● **THE REQUEST**
Copy every line in the records below that contains the word "text".

● **MATERIAL SUPPLIED**
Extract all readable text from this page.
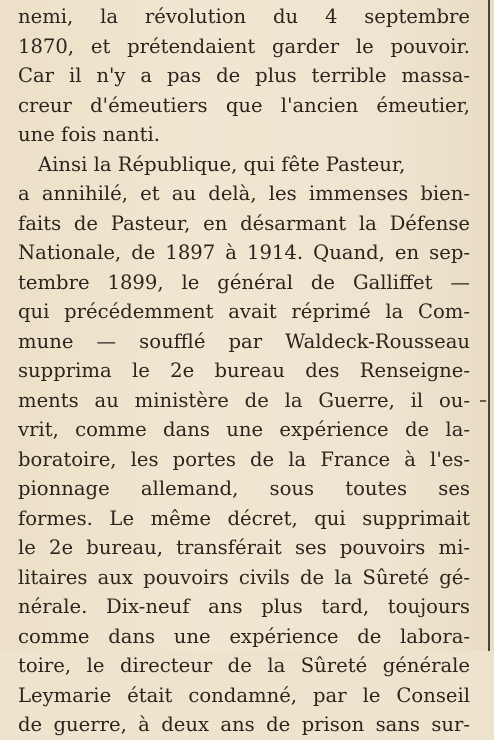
nemi, la révolution du 4 septembre
1870, et prétendaient garder le pouvoir.
Car il n'y a pas de plus terrible massa-
creur d'émeutiers que l'ancien émeutier,
une fois nanti.
Ainsi la République, qui fête Pasteur,
a annihilé, et au delà, les immenses bien-
faits de Pasteur, en désarmant la Défense
Nationale, de 1897 à 1914. Quand, en sep-
tembre 1899, le général de Galliffet —
qui précédemment avait réprimé la Com-
mune — soufflé par Waldeck-Rousseau
supprima le 2e bureau des Renseigne-
ments au ministère de la Guerre, il ou-
vrit, comme dans une expérience de la-
boratoire, les portes de la France à l'es-
pionnage allemand, sous toutes ses
formes. Le même décret, qui supprimait
le 2e bureau, transférait ses pouvoirs mi-
litaires aux pouvoirs civils de la Sûreté gé-
nérale. Dix-neuf ans plus tard, toujours
comme dans une expérience de labora-
toire, le directeur de la Sûreté générale
Leymarie était condamné, par le Conseil
de guerre, à deux ans de prison sans sur-
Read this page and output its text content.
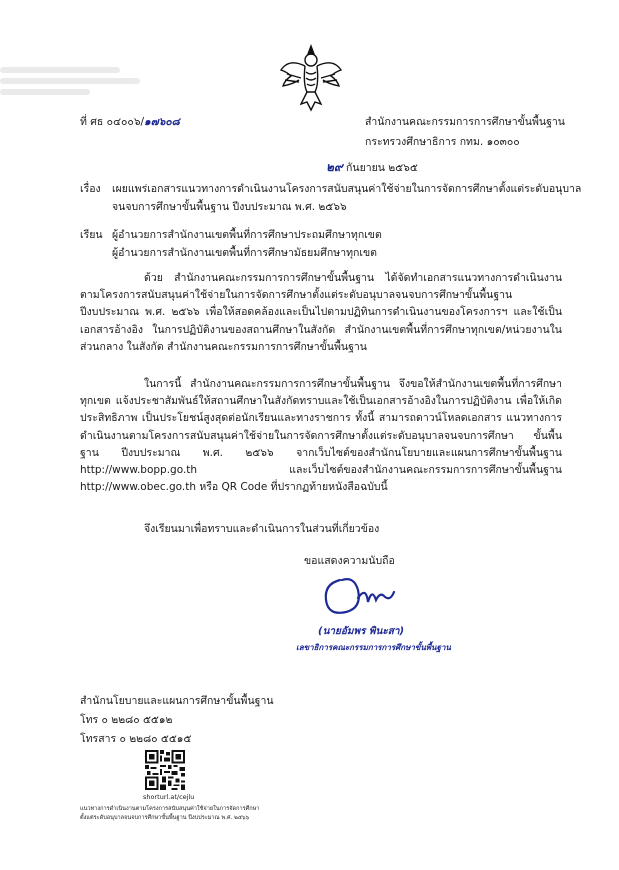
ที่ ศธ ๐๔๐๐๖/๑๗๖๐๘	สำนักงานคณะกรรมการการศึกษาขั้นพื้นฐาน
กระทรวงศึกษาธิการ กทม. ๑๐๓๐๐
๒๙ กันยายน ๒๕๖๕
เรื่อง เผยแพร่เอกสารแนวทางการดำเนินงานโครงการสนับสนุนค่าใช้จ่ายในการจัดการศึกษาตั้งแต่ระดับอนุบาล
จนจบการศึกษาขั้นพื้นฐาน ปีงบประมาณ พ.ศ. ๒๕๖๖
เรียน ผู้อำนวยการสำนักงานเขตพื้นที่การศึกษาประถมศึกษาทุกเขต
ผู้อำนวยการสำนักงานเขตพื้นที่การศึกษามัธยมศึกษาทุกเขต

ด้วย สำนักงานคณะกรรมการการศึกษาขั้นพื้นฐาน ได้จัดทำเอกสารแนวทางการดำเนินงาน ตามโครงการสนับสนุนค่าใช้จ่ายในการจัดการศึกษาตั้งแต่ระดับอนุบาลจนจบการศึกษาขั้นพื้นฐาน ปีงบประมาณ พ.ศ. ๒๕๖๖ เพื่อให้สอดคล้องและเป็นไปตามปฏิทินการดำเนินงานของโครงการฯ และใช้เป็นเอกสารอ้างอิง ในการปฏิบัติงานของสถานศึกษาในสังกัด สำนักงานเขตพื้นที่การศึกษาทุกเขต/หน่วยงานในส่วนกลาง ในสังกัด สำนักงานคณะกรรมการการศึกษาขั้นพื้นฐาน

ในการนี้ สำนักงานคณะกรรมการการศึกษาขั้นพื้นฐาน จึงขอให้สำนักงานเขตพื้นที่การศึกษา ทุกเขต แจ้งประชาสัมพันธ์ให้สถานศึกษาในสังกัดทราบและใช้เป็นเอกสารอ้างอิงในการปฏิบัติงาน เพื่อให้เกิดประสิทธิภาพ เป็นประโยชน์สูงสุดต่อนักเรียนและทางราชการ ทั้งนี้ สามารถดาวน์โหลดเอกสาร แนวทางการดำเนินงานตามโครงการสนับสนุนค่าใช้จ่ายในการจัดการศึกษาตั้งแต่ระดับอนุบาลจนจบการศึกษา ขั้นพื้นฐาน ปีงบประมาณ พ.ศ. ๒๕๖๖ จากเว็บไซต์ของสำนักนโยบายและแผนการศึกษาขั้นพื้นฐาน http://www.bopp.go.th และเว็บไซต์ของสำนักงานคณะกรรมการการศึกษาขั้นพื้นฐาน http://www.obec.go.th หรือ QR Code ที่ปรากฏท้ายหนังสือฉบับนี้

จึงเรียนมาเพื่อทราบและดำเนินการในส่วนที่เกี่ยวข้อง
ขอแสดงความนับถือ
(นายอัมพร พินะสา)
เลขาธิการคณะกรรมการการศึกษาขั้นพื้นฐาน
สำนักนโยบายและแผนการศึกษาขั้นพื้นฐาน
โทร ๐ ๒๒๘๐ ๕๕๑๒
โทรสาร ๐ ๒๒๘๐ ๕๕๑๕
shorturl.at/cejlu
แนวทางการดำเนินงานตามโครงการสนับสนุนค่าใช้จ่ายในการจัดการศึกษา
ตั้งแต่ระดับอนุบาลจนจบการศึกษาขั้นพื้นฐาน ปีงบประมาณ พ.ศ. ๒๕๖๖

● **RESPONSE TO THIS EXERCISE**
Extract all readable text from this page.
Read this page and output its text content.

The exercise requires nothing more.